(Stored entries)
----
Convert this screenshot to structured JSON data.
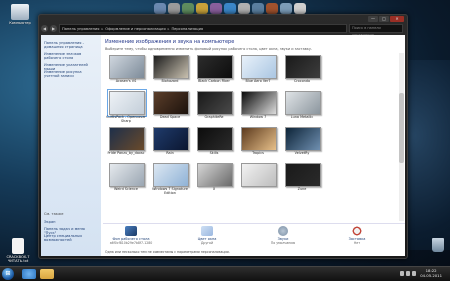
{
  "desktop": {
    "icons": [
      {
        "label": "Компьютер",
        "icon": "computer-icon",
        "color": "#dfe6ee"
      },
      {
        "label": "CRACKBOX-7 ЧИТАТЬ.txt",
        "icon": "text-file-icon",
        "color": "#f0f0f0"
      },
      {
        "label": "",
        "icon": "recycle-bin-icon",
        "color": "#9fb6cc"
      }
    ]
  },
  "window": {
    "breadcrumb": [
      "Панель управления",
      "Оформление и персонализация",
      "Персонализация"
    ],
    "search_placeholder": "Поиск в панели управления",
    "left_links": [
      "Панель управления - домашняя страница",
      "Изменение значков рабочего стола",
      "Изменение указателей мыши",
      "Изменение рисунка учетной записи"
    ],
    "see_also_title": "См. также",
    "see_also": [
      "Экран",
      "Панель задач и меню \"Пуск\"",
      "Центр специальных возможностей"
    ],
    "title": "Изменение изображения и звука на компьютере",
    "subtitle": "Выберите тему, чтобы одновременно изменить фоновый рисунок рабочего стола, цвет окна, звуки и заставку.",
    "themes": [
      {
        "name": "Acasen's VS",
        "colors": [
          "#cfd6de",
          "#7d8b99"
        ]
      },
      {
        "name": "Biohazard",
        "colors": [
          "#1d1d1d",
          "#c9c1b0"
        ]
      },
      {
        "name": "Black Carbon Fiber",
        "colors": [
          "#2c2c2c",
          "#0d0d0d"
        ]
      },
      {
        "name": "Blue Aero Ver7",
        "colors": [
          "#e8f1fa",
          "#aac6e2"
        ]
      },
      {
        "name": "Crocondo",
        "colors": [
          "#1a1a1a",
          "#3d3d3d"
        ]
      },
      {
        "name": "CurtisPack - Opencover Sharp",
        "colors": [
          "#eef2f6",
          "#c3ced9"
        ]
      },
      {
        "name": "Dead Space",
        "colors": [
          "#5b3e2a",
          "#1c120c"
        ]
      },
      {
        "name": "GraphiteRe",
        "colors": [
          "#191919",
          "#4a4a4a"
        ]
      },
      {
        "name": "Window 7",
        "colors": [
          "#0a0a0a",
          "#dcdcdc"
        ]
      },
      {
        "name": "Luna Metallic",
        "colors": [
          "#dfe3e6",
          "#8c969e"
        ]
      },
      {
        "name": "Pride Panzu_by_daxsc",
        "colors": [
          "#1e2f4a",
          "#6a4a2a"
        ]
      },
      {
        "name": "Rain",
        "colors": [
          "#1f3b6b",
          "#0b1630"
        ]
      },
      {
        "name": "Skills",
        "colors": [
          "#0c0c0c",
          "#2c2c2c"
        ]
      },
      {
        "name": "Tropics",
        "colors": [
          "#5c3a1e",
          "#e7c08a"
        ]
      },
      {
        "name": "VelvetRy",
        "colors": [
          "#0d2438",
          "#6f8fb0"
        ]
      },
      {
        "name": "Weird Science",
        "colors": [
          "#e5e9ed",
          "#9aa6b2"
        ]
      },
      {
        "name": "Windows 7 Signature Edition",
        "colors": [
          "#dce7f2",
          "#8fb2d6"
        ]
      },
      {
        "name": "X",
        "colors": [
          "#d6d6d6",
          "#6a6a6a"
        ]
      },
      {
        "name": "",
        "colors": [
          "#f2f2f2",
          "#bdbdbd"
        ]
      },
      {
        "name": "Zune",
        "colors": [
          "#1a1a1a",
          "#2a2a2a"
        ]
      }
    ],
    "bottom_buttons": [
      {
        "label": "Фон рабочего стола",
        "value": "a6f0cf810b29e7b8f7-1280",
        "color": "#4a7fc0"
      },
      {
        "label": "Цвет окна",
        "value": "Другой",
        "color": "#9bb8e0"
      },
      {
        "label": "Звуки",
        "value": "По умолчанию",
        "color": "#7a8ea4"
      },
      {
        "label": "Заставка",
        "value": "Нет",
        "color": "#c4473b"
      }
    ],
    "footnote": "Одна или несколько тем не совместимы с параметрами персонализации.",
    "controls": {
      "minimize": "—",
      "maximize": "□",
      "close": "✕",
      "back": "◀",
      "forward": "▶"
    }
  },
  "taskbar": {
    "start_label": "⊞",
    "time": "18:22",
    "date": "04.05.2011",
    "items": [
      {
        "icon": "internet-explorer-icon",
        "color": "#2f78c4"
      },
      {
        "icon": "folder-icon",
        "color": "#d9a640"
      }
    ]
  },
  "dock": {
    "items": [
      {
        "icon": "dock-item-icon",
        "color": "#6b89b0"
      },
      {
        "icon": "dock-item-icon",
        "color": "#9b9b9b"
      },
      {
        "icon": "dock-item-icon",
        "color": "#5e8c5e"
      },
      {
        "icon": "dock-item-icon",
        "color": "#c8a23a"
      },
      {
        "icon": "dock-item-icon",
        "color": "#8a5f9c"
      },
      {
        "icon": "dock-item-icon",
        "color": "#3a86c8"
      },
      {
        "icon": "dock-item-icon",
        "color": "#b0b0b0"
      },
      {
        "icon": "dock-item-icon",
        "color": "#5a7fa0"
      },
      {
        "icon": "dock-item-icon",
        "color": "#a0522d"
      },
      {
        "icon": "dock-item-icon",
        "color": "#7c9cb8"
      },
      {
        "icon": "dock-item-icon",
        "color": "#d0d0d0"
      }
    ]
  }
}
----
» TASK GOAL: Pull every line holding "стола" out of the records.

» FINISHED TASK:
      "Изменение значков рабочего стола",
    "subtitle": "Выберите тему, чтобы одновременно изменить фоновый рисунок рабочего стола, цвет окна, звуки и заставку.",
        "label": "Фон рабочего стола",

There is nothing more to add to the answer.